Material provided:
*-*-*

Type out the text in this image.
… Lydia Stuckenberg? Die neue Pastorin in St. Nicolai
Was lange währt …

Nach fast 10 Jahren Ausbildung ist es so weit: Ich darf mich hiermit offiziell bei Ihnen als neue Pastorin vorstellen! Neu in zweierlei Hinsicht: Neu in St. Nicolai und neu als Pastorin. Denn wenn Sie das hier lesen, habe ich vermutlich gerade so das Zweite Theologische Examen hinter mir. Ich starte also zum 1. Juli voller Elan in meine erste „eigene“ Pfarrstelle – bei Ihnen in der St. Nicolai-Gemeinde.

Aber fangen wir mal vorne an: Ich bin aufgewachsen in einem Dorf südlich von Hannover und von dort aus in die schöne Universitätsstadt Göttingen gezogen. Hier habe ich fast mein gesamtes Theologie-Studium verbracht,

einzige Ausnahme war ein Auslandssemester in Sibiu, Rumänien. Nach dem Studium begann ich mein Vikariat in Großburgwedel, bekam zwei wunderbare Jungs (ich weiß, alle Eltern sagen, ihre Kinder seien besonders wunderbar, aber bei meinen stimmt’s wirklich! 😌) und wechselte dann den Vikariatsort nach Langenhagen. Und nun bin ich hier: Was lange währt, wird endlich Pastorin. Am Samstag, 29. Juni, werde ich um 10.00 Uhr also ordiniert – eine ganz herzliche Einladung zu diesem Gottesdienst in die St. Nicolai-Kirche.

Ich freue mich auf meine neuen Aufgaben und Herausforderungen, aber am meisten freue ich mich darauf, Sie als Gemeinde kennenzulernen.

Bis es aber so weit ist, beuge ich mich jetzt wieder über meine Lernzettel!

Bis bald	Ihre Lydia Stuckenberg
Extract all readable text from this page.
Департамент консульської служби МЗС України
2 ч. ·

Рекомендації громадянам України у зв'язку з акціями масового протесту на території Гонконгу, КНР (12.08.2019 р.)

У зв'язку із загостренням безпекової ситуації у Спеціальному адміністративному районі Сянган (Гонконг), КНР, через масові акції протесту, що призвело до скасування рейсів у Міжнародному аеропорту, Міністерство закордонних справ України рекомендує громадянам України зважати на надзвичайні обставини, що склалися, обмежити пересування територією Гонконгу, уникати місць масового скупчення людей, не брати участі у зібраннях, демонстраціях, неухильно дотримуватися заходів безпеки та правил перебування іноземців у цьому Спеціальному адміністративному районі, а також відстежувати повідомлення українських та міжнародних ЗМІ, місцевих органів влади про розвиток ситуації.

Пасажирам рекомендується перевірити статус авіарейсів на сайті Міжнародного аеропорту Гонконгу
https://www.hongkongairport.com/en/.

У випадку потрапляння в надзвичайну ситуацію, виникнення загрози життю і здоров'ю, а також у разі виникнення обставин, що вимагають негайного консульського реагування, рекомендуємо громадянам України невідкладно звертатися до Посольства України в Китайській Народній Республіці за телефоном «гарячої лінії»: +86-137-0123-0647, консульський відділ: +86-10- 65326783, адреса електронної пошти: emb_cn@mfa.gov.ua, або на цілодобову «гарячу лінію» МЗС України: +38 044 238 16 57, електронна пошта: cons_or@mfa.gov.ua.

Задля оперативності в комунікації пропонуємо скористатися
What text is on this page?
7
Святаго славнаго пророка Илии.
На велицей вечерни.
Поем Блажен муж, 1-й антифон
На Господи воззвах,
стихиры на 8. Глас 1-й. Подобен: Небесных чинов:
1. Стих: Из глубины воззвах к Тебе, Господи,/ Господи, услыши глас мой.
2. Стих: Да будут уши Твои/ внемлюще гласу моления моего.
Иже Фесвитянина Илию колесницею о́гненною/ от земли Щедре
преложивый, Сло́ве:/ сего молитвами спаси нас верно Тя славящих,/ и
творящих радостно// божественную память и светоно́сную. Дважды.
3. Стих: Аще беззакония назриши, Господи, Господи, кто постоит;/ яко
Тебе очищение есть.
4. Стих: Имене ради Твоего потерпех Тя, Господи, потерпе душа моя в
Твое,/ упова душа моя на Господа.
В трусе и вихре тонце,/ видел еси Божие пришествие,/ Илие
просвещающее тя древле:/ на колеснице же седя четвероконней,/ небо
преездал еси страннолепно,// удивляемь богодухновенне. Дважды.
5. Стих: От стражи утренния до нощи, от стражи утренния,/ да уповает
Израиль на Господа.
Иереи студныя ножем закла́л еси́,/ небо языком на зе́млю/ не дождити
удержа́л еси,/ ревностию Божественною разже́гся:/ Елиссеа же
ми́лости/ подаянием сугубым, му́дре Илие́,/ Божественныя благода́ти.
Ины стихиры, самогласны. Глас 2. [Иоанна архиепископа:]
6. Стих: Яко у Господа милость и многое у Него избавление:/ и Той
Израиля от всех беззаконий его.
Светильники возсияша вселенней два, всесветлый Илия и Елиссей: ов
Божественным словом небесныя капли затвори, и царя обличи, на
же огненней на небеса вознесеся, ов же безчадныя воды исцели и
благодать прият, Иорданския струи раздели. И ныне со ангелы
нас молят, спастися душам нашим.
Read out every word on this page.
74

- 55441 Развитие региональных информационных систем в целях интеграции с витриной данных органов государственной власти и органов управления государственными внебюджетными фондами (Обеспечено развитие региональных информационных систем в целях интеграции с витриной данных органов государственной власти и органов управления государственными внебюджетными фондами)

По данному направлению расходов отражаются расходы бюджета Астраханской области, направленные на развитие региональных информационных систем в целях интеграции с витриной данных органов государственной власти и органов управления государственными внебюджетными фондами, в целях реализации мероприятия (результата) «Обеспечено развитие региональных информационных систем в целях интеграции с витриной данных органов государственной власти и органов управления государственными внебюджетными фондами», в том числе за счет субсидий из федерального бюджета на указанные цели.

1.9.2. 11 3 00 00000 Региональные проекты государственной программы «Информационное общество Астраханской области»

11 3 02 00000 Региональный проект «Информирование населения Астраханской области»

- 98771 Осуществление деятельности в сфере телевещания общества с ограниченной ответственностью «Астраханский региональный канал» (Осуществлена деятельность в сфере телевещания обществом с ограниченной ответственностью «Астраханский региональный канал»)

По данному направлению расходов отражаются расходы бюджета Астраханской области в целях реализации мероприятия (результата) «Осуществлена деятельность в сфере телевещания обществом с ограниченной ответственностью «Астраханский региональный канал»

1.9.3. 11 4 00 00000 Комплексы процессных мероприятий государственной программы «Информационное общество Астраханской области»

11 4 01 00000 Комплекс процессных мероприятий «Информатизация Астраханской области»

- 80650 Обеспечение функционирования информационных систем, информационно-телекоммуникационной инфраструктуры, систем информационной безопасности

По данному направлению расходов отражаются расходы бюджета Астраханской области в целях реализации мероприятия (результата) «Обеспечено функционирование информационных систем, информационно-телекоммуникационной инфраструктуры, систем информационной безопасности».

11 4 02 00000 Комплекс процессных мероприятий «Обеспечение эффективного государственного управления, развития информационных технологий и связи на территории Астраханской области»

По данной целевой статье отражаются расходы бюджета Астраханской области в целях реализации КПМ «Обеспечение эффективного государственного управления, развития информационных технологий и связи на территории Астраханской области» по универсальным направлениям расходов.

*-*-*

Objective: Write out the entries above word for word.

Output:
Type out the text in this image.
… Lydia Stuckenberg? Die neue Pastorin in St. Nicolai
Was lange währt …

Nach fast 10 Jahren Ausbildung ist es so weit: Ich darf mich hiermit offiziell bei Ihnen als neue Pastorin vorstellen! Neu in zweierlei Hinsicht: Neu in St. Nicolai und neu als Pastorin. Denn wenn Sie das hier lesen, habe ich vermutlich gerade so das Zweite Theologische Examen hinter mir. Ich starte also zum 1. Juli voller Elan in meine erste „eigene“ Pfarrstelle – bei Ihnen in der St. Nicolai-Gemeinde.

Aber fangen wir mal vorne an: Ich bin aufgewachsen in einem Dorf südlich von Hannover und von dort aus in die schöne Universitätsstadt Göttingen gezogen. Hier habe ich fast mein gesamtes Theologie-Studium verbracht,

einzige Ausnahme war ein Auslandssemester in Sibiu, Rumänien. Nach dem Studium begann ich mein Vikariat in Großburgwedel, bekam zwei wunderbare Jungs (ich weiß, alle Eltern sagen, ihre Kinder seien besonders wunderbar, aber bei meinen stimmt’s wirklich! 😌) und wechselte dann den Vikariatsort nach Langenhagen. Und nun bin ich hier: Was lange währt, wird endlich Pastorin. Am Samstag, 29. Juni, werde ich um 10.00 Uhr also ordiniert – eine ganz herzliche Einladung zu diesem Gottesdienst in die St. Nicolai-Kirche.

Ich freue mich auf meine neuen Aufgaben und Herausforderungen, aber am meisten freue ich mich darauf, Sie als Gemeinde kennenzulernen.

Bis es aber so weit ist, beuge ich mich jetzt wieder über meine Lernzettel!

Bis bald	Ihre Lydia Stuckenberg
Extract all readable text from this page.
Департамент консульської служби МЗС України
2 ч. ·

Рекомендації громадянам України у зв'язку з акціями масового протесту на території Гонконгу, КНР (12.08.2019 р.)

У зв'язку із загостренням безпекової ситуації у Спеціальному адміністративному районі Сянган (Гонконг), КНР, через масові акції протесту, що призвело до скасування рейсів у Міжнародному аеропорту, Міністерство закордонних справ України рекомендує громадянам України зважати на надзвичайні обставини, що склалися, обмежити пересування територією Гонконгу, уникати місць масового скупчення людей, не брати участі у зібраннях, демонстраціях, неухильно дотримуватися заходів безпеки та правил перебування іноземців у цьому Спеціальному адміністративному районі, а також відстежувати повідомлення українських та міжнародних ЗМІ, місцевих органів влади про розвиток ситуації.

Пасажирам рекомендується перевірити статус авіарейсів на сайті Міжнародного аеропорту Гонконгу
https://www.hongkongairport.com/en/.

У випадку потрапляння в надзвичайну ситуацію, виникнення загрози життю і здоров'ю, а також у разі виникнення обставин, що вимагають негайного консульського реагування, рекомендуємо громадянам України невідкладно звертатися до Посольства України в Китайській Народній Республіці за телефоном «гарячої лінії»: +86-137-0123-0647, консульський відділ: +86-10- 65326783, адреса електронної пошти: emb_cn@mfa.gov.ua, або на цілодобову «гарячу лінію» МЗС України: +38 044 238 16 57, електронна пошта: cons_or@mfa.gov.ua.

Задля оперативності в комунікації пропонуємо скористатися
What text is on this page?
7
Святаго славнаго пророка Илии.
На велицей вечерни.
Поем Блажен муж, 1-й антифон
На Господи воззвах,
стихиры на 8. Глас 1-й. Подобен: Небесных чинов:
1. Стих: Из глубины воззвах к Тебе, Господи,/ Господи, услыши глас мой.
2. Стих: Да будут уши Твои/ внемлюще гласу моления моего.
Иже Фесвитянина Илию колесницею о́гненною/ от земли Щедре
преложивый, Сло́ве:/ сего молитвами спаси нас верно Тя славящих,/ и
творящих радостно// божественную память и светоно́сную. Дважды.
3. Стих: Аще беззакония назриши, Господи, Господи, кто постоит;/ яко
Тебе очищение есть.
4. Стих: Имене ради Твоего потерпех Тя, Господи, потерпе душа моя в
Твое,/ упова душа моя на Господа.
В трусе и вихре тонце,/ видел еси Божие пришествие,/ Илие
просвещающее тя древле:/ на колеснице же седя четвероконней,/ небо
преездал еси страннолепно,// удивляемь богодухновенне. Дважды.
5. Стих: От стражи утренния до нощи, от стражи утренния,/ да уповает
Израиль на Господа.
Иереи студныя ножем закла́л еси́,/ небо языком на зе́млю/ не дождити
удержа́л еси,/ ревностию Божественною разже́гся:/ Елиссеа же
ми́лости/ подаянием сугубым, му́дре Илие́,/ Божественныя благода́ти.
Ины стихиры, самогласны. Глас 2. [Иоанна архиепископа:]
6. Стих: Яко у Господа милость и многое у Него избавление:/ и Той
Израиля от всех беззаконий его.
Светильники возсияша вселенней два, всесветлый Илия и Елиссей: ов
Божественным словом небесныя капли затвори, и царя обличи, на
же огненней на небеса вознесеся, ов же безчадныя воды исцели и
благодать прият, Иорданския струи раздели. И ныне со ангелы
нас молят, спастися душам нашим.
Read out every word on this page.
74

- 55441 Развитие региональных информационных систем в целях интеграции с витриной данных органов государственной власти и органов управления государственными внебюджетными фондами (Обеспечено развитие региональных информационных систем в целях интеграции с витриной данных органов государственной власти и органов управления государственными внебюджетными фондами)

По данному направлению расходов отражаются расходы бюджета Астраханской области, направленные на развитие региональных информационных систем в целях интеграции с витриной данных органов государственной власти и органов управления государственными внебюджетными фондами, в целях реализации мероприятия (результата) «Обеспечено развитие региональных информационных систем в целях интеграции с витриной данных органов государственной власти и органов управления государственными внебюджетными фондами», в том числе за счет субсидий из федерального бюджета на указанные цели.

1.9.2. 11 3 00 00000 Региональные проекты государственной программы «Информационное общество Астраханской области»

11 3 02 00000 Региональный проект «Информирование населения Астраханской области»

- 98771 Осуществление деятельности в сфере телевещания общества с ограниченной ответственностью «Астраханский региональный канал» (Осуществлена деятельность в сфере телевещания обществом с ограниченной ответственностью «Астраханский региональный канал»)

По данному направлению расходов отражаются расходы бюджета Астраханской области в целях реализации мероприятия (результата) «Осуществлена деятельность в сфере телевещания обществом с ограниченной ответственностью «Астраханский региональный канал»

1.9.3. 11 4 00 00000 Комплексы процессных мероприятий государственной программы «Информационное общество Астраханской области»

11 4 01 00000 Комплекс процессных мероприятий «Информатизация Астраханской области»

- 80650 Обеспечение функционирования информационных систем, информационно-телекоммуникационной инфраструктуры, систем информационной безопасности

По данному направлению расходов отражаются расходы бюджета Астраханской области в целях реализации мероприятия (результата) «Обеспечено функционирование информационных систем, информационно-телекоммуникационной инфраструктуры, систем информационной безопасности».

11 4 02 00000 Комплекс процессных мероприятий «Обеспечение эффективного государственного управления, развития информационных технологий и связи на территории Астраханской области»

По данной целевой статье отражаются расходы бюджета Астраханской области в целях реализации КПМ «Обеспечение эффективного государственного управления, развития информационных технологий и связи на территории Астраханской области» по универсальным направлениям расходов.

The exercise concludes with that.